_Task directions:_ Gather all lines with the word "Fundamental" in them.

_Data for the task:_

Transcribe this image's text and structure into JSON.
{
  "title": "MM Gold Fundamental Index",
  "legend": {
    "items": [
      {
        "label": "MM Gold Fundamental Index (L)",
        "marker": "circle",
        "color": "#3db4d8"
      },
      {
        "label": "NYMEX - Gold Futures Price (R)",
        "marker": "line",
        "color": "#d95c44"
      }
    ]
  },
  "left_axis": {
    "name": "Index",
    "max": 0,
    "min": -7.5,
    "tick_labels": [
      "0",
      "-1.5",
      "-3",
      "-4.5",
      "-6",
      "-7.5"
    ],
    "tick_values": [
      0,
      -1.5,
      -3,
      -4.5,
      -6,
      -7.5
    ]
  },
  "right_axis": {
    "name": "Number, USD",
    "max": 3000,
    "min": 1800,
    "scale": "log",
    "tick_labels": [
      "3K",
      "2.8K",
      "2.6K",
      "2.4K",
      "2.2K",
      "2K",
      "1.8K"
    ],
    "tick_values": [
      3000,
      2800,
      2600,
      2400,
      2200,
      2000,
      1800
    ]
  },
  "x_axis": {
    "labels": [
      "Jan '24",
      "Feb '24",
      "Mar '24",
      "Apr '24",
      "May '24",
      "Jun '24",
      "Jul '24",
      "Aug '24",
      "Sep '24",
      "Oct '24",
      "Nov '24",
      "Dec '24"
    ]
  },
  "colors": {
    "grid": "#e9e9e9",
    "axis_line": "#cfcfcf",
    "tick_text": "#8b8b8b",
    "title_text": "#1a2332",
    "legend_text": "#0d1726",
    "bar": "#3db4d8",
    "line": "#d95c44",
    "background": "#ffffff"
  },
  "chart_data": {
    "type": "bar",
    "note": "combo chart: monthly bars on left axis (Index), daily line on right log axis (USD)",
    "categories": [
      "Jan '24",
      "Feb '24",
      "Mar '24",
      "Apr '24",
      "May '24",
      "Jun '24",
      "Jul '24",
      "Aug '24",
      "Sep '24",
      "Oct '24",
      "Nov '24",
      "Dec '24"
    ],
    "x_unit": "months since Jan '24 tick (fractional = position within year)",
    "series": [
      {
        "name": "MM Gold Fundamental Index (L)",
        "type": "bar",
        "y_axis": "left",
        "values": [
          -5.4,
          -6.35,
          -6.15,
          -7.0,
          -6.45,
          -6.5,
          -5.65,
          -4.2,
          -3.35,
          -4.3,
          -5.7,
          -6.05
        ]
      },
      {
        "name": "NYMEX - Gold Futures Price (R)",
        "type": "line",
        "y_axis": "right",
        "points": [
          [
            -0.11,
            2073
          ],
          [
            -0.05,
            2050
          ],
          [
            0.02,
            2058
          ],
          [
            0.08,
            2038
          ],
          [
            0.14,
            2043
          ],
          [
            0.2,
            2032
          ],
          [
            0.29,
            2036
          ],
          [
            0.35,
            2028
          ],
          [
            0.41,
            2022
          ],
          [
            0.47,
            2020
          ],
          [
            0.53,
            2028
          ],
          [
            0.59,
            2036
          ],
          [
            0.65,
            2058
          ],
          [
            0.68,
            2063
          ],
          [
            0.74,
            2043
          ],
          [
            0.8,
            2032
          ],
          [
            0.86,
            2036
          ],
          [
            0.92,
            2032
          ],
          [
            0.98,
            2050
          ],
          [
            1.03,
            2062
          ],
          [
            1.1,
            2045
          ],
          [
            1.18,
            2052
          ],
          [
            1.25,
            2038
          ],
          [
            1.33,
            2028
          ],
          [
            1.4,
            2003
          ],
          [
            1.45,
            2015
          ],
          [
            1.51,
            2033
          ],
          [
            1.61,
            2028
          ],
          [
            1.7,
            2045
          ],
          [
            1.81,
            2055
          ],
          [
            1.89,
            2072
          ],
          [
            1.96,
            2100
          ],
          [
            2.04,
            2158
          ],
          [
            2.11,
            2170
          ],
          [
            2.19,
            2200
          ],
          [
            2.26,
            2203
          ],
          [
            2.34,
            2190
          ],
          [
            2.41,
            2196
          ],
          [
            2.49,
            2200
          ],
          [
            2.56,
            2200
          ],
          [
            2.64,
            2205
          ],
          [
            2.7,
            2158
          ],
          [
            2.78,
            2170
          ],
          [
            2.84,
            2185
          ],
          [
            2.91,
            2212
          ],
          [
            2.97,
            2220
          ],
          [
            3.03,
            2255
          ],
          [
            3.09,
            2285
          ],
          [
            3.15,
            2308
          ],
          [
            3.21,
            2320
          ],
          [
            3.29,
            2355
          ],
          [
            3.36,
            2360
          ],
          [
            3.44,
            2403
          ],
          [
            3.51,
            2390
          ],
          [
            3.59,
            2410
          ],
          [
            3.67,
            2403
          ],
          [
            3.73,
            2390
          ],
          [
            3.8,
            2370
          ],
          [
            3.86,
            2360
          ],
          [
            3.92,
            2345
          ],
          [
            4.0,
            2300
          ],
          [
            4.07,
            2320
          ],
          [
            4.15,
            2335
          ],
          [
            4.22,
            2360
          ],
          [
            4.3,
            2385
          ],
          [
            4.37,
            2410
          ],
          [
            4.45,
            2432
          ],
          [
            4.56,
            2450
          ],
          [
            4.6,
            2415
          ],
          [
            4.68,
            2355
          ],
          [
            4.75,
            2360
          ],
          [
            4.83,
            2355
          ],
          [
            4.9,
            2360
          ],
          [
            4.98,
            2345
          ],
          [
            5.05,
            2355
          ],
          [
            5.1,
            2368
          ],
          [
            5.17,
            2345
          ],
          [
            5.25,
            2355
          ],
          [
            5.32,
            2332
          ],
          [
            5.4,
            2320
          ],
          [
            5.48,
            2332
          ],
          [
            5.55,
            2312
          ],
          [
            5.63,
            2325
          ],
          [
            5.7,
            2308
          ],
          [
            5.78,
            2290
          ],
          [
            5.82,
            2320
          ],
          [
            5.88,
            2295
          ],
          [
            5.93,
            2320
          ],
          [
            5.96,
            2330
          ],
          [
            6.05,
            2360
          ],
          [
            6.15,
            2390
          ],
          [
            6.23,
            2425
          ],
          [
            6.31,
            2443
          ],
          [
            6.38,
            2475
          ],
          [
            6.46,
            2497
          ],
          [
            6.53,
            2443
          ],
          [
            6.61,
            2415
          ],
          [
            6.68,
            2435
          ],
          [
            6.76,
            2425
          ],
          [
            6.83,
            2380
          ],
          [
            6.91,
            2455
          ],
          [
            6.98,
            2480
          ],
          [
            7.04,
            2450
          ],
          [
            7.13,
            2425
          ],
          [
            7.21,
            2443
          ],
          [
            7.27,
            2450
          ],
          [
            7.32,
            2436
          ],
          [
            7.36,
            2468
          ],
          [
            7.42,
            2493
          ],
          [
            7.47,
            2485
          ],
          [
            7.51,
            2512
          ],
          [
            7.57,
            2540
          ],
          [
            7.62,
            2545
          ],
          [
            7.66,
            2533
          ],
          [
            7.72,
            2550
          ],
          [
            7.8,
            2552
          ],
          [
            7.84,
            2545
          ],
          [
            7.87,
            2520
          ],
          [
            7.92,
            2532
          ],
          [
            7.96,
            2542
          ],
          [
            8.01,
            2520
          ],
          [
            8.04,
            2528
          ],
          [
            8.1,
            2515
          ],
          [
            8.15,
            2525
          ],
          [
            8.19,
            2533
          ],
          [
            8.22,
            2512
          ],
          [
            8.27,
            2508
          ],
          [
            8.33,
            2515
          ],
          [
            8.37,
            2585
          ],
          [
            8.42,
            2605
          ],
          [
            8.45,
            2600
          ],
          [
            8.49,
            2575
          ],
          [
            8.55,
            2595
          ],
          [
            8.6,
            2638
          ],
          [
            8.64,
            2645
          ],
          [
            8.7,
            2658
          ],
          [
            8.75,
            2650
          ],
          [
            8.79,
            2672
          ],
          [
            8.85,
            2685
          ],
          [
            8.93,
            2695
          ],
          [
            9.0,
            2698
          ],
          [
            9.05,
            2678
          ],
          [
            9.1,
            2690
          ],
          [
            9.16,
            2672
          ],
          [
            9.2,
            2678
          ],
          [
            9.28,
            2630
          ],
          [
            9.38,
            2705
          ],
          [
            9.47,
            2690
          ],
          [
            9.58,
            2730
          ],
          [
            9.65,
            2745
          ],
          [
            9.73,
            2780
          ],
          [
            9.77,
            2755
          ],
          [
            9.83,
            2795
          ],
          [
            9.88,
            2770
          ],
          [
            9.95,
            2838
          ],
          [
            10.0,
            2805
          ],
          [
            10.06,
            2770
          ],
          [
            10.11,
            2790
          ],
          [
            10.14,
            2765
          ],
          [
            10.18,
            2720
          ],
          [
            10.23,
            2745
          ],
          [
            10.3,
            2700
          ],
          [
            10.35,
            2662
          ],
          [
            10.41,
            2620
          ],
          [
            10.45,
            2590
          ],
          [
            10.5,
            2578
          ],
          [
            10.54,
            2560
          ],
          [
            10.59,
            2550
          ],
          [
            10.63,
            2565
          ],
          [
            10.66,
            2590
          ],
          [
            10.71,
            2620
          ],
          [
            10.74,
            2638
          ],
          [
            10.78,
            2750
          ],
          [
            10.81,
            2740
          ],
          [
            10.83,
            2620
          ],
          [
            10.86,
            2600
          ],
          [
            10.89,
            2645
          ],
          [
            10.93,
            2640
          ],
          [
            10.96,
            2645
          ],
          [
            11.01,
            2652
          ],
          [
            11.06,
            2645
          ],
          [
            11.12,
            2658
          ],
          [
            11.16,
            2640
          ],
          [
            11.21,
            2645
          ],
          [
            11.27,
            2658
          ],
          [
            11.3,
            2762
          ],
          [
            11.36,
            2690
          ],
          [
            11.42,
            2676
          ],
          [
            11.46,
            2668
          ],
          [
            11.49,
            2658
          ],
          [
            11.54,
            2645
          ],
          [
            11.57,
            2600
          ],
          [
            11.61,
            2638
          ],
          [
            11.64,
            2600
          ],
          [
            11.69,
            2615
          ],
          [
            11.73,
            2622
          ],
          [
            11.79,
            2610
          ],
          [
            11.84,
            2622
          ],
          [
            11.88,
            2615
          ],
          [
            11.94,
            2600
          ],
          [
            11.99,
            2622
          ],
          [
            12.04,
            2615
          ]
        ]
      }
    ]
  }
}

_Task answer:_
  "title": "MM Gold Fundamental Index",
        "label": "MM Gold Fundamental Index (L)",
        "name": "MM Gold Fundamental Index (L)",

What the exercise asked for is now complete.